▸ **PROBLEM REQUIREMENTS**
Determine the number of lines containing the word "values", and state that figure alone.

----- RECORDS PROVIDED

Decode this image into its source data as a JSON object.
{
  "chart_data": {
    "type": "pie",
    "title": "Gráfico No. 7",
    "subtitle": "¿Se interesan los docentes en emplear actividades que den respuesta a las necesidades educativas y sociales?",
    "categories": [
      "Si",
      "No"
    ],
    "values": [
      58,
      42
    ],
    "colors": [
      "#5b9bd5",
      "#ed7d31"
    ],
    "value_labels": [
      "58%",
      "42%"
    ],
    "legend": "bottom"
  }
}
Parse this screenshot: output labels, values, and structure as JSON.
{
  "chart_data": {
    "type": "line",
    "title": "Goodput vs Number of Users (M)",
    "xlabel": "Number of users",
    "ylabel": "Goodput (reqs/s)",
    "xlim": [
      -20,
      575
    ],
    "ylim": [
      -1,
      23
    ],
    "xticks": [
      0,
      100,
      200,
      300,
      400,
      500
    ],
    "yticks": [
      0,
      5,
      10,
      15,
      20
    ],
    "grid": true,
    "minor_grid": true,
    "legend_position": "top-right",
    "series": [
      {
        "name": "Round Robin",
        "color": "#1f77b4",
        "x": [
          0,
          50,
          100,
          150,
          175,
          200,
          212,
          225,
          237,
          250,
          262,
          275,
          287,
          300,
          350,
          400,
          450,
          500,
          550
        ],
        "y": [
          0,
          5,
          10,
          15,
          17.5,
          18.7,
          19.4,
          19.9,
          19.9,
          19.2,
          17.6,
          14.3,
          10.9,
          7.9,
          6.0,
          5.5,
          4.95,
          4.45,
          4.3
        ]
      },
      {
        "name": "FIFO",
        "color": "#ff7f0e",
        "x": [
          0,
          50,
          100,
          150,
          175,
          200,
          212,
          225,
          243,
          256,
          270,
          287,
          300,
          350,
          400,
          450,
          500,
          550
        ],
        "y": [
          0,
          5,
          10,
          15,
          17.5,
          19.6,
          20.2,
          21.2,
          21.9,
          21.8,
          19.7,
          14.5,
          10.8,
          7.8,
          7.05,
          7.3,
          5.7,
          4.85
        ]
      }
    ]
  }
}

----------

▸ **RESULT BELOW**
2